• _Exercise task_: Give every entry again, word for word.

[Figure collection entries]

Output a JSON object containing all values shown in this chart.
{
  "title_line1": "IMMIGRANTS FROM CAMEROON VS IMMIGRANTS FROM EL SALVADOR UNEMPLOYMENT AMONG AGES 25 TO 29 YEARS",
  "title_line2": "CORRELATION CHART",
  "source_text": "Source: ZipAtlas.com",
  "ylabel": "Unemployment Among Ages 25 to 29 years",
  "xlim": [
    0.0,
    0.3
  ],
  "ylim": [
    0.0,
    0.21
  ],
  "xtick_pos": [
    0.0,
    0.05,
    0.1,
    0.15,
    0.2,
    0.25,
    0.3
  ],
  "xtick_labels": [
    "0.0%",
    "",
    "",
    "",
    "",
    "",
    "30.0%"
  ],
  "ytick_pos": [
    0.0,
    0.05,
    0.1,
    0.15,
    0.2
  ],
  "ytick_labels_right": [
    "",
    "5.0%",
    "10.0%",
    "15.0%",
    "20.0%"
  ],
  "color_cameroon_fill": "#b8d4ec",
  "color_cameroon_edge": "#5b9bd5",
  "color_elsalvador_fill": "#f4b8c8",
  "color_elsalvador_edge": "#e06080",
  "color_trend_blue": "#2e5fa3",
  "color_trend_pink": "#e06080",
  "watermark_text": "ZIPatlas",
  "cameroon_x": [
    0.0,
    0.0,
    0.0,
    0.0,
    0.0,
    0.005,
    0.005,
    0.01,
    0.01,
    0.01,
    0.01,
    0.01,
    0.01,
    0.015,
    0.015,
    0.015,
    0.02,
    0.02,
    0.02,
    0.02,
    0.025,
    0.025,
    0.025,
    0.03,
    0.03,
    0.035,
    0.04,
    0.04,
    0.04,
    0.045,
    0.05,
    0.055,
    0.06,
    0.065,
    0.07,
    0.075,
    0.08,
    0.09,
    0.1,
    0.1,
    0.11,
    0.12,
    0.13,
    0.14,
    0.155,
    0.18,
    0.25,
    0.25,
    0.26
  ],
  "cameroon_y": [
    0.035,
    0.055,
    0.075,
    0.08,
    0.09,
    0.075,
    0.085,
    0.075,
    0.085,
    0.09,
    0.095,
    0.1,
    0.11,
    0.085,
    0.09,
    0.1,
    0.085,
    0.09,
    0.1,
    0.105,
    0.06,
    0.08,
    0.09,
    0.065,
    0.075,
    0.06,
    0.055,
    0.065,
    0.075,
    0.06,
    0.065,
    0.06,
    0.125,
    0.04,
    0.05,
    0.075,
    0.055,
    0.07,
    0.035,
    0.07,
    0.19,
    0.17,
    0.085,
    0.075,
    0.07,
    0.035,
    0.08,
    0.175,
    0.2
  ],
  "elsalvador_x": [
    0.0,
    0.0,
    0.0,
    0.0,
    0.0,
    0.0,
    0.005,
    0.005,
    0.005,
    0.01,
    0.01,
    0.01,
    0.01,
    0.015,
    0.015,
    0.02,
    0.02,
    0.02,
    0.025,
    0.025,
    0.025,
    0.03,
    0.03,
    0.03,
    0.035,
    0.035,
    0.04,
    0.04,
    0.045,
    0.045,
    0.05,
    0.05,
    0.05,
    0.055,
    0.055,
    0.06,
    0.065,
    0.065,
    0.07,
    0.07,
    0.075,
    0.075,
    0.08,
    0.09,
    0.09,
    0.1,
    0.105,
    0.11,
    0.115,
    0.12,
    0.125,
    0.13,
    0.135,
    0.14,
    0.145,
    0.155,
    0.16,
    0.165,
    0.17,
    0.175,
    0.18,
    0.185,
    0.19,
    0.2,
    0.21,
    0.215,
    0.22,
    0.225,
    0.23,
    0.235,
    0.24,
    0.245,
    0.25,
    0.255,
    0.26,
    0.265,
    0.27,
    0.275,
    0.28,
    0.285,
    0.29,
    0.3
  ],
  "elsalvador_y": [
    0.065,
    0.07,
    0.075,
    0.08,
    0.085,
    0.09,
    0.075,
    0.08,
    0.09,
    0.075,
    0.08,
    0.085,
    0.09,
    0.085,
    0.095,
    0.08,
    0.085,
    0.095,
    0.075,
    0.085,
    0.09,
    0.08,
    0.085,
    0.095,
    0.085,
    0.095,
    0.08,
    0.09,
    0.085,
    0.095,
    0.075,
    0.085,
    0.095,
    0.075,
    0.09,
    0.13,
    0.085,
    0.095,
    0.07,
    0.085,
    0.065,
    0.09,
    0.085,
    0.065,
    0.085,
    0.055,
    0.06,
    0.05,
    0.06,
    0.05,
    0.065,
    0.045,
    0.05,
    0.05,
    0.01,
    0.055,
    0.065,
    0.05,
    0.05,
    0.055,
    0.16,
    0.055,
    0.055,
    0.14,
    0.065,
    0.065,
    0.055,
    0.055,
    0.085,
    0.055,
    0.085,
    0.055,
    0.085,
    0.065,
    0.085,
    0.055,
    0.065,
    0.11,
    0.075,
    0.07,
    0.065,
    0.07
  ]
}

• _Correct output_:
Output a JSON object containing all values shown in this chart.
{
  "title_line1": "IMMIGRANTS FROM CAMEROON VS IMMIGRANTS FROM EL SALVADOR UNEMPLOYMENT AMONG AGES 25 TO 29 YEARS",
  "title_line2": "CORRELATION CHART",
  "source_text": "Source: ZipAtlas.com",
  "ylabel": "Unemployment Among Ages 25 to 29 years",
  "xlim": [
    0.0,
    0.3
  ],
  "ylim": [
    0.0,
    0.21
  ],
  "xtick_pos": [
    0.0,
    0.05,
    0.1,
    0.15,
    0.2,
    0.25,
    0.3
  ],
  "xtick_labels": [
    "0.0%",
    "",
    "",
    "",
    "",
    "",
    "30.0%"
  ],
  "ytick_pos": [
    0.0,
    0.05,
    0.1,
    0.15,
    0.2
  ],
  "ytick_labels_right": [
    "",
    "5.0%",
    "10.0%",
    "15.0%",
    "20.0%"
  ],
  "color_cameroon_fill": "#b8d4ec",
  "color_cameroon_edge": "#5b9bd5",
  "color_elsalvador_fill": "#f4b8c8",
  "color_elsalvador_edge": "#e06080",
  "color_trend_blue": "#2e5fa3",
  "color_trend_pink": "#e06080",
  "watermark_text": "ZIPatlas",
  "cameroon_x": [
    0.0,
    0.0,
    0.0,
    0.0,
    0.0,
    0.005,
    0.005,
    0.01,
    0.01,
    0.01,
    0.01,
    0.01,
    0.01,
    0.015,
    0.015,
    0.015,
    0.02,
    0.02,
    0.02,
    0.02,
    0.025,
    0.025,
    0.025,
    0.03,
    0.03,
    0.035,
    0.04,
    0.04,
    0.04,
    0.045,
    0.05,
    0.055,
    0.06,
    0.065,
    0.07,
    0.075,
    0.08,
    0.09,
    0.1,
    0.1,
    0.11,
    0.12,
    0.13,
    0.14,
    0.155,
    0.18,
    0.25,
    0.25,
    0.26
  ],
  "cameroon_y": [
    0.035,
    0.055,
    0.075,
    0.08,
    0.09,
    0.075,
    0.085,
    0.075,
    0.085,
    0.09,
    0.095,
    0.1,
    0.11,
    0.085,
    0.09,
    0.1,
    0.085,
    0.09,
    0.1,
    0.105,
    0.06,
    0.08,
    0.09,
    0.065,
    0.075,
    0.06,
    0.055,
    0.065,
    0.075,
    0.06,
    0.065,
    0.06,
    0.125,
    0.04,
    0.05,
    0.075,
    0.055,
    0.07,
    0.035,
    0.07,
    0.19,
    0.17,
    0.085,
    0.075,
    0.07,
    0.035,
    0.08,
    0.175,
    0.2
  ],
  "elsalvador_x": [
    0.0,
    0.0,
    0.0,
    0.0,
    0.0,
    0.0,
    0.005,
    0.005,
    0.005,
    0.01,
    0.01,
    0.01,
    0.01,
    0.015,
    0.015,
    0.02,
    0.02,
    0.02,
    0.025,
    0.025,
    0.025,
    0.03,
    0.03,
    0.03,
    0.035,
    0.035,
    0.04,
    0.04,
    0.045,
    0.045,
    0.05,
    0.05,
    0.05,
    0.055,
    0.055,
    0.06,
    0.065,
    0.065,
    0.07,
    0.07,
    0.075,
    0.075,
    0.08,
    0.09,
    0.09,
    0.1,
    0.105,
    0.11,
    0.115,
    0.12,
    0.125,
    0.13,
    0.135,
    0.14,
    0.145,
    0.155,
    0.16,
    0.165,
    0.17,
    0.175,
    0.18,
    0.185,
    0.19,
    0.2,
    0.21,
    0.215,
    0.22,
    0.225,
    0.23,
    0.235,
    0.24,
    0.245,
    0.25,
    0.255,
    0.26,
    0.265,
    0.27,
    0.275,
    0.28,
    0.285,
    0.29,
    0.3
  ],
  "elsalvador_y": [
    0.065,
    0.07,
    0.075,
    0.08,
    0.085,
    0.09,
    0.075,
    0.08,
    0.09,
    0.075,
    0.08,
    0.085,
    0.09,
    0.085,
    0.095,
    0.08,
    0.085,
    0.095,
    0.075,
    0.085,
    0.09,
    0.08,
    0.085,
    0.095,
    0.085,
    0.095,
    0.08,
    0.09,
    0.085,
    0.095,
    0.075,
    0.085,
    0.095,
    0.075,
    0.09,
    0.13,
    0.085,
    0.095,
    0.07,
    0.085,
    0.065,
    0.09,
    0.085,
    0.065,
    0.085,
    0.055,
    0.06,
    0.05,
    0.06,
    0.05,
    0.065,
    0.045,
    0.05,
    0.05,
    0.01,
    0.055,
    0.065,
    0.05,
    0.05,
    0.055,
    0.16,
    0.055,
    0.055,
    0.14,
    0.065,
    0.065,
    0.055,
    0.055,
    0.085,
    0.055,
    0.085,
    0.055,
    0.085,
    0.065,
    0.085,
    0.055,
    0.065,
    0.11,
    0.075,
    0.07,
    0.065,
    0.07
  ]
}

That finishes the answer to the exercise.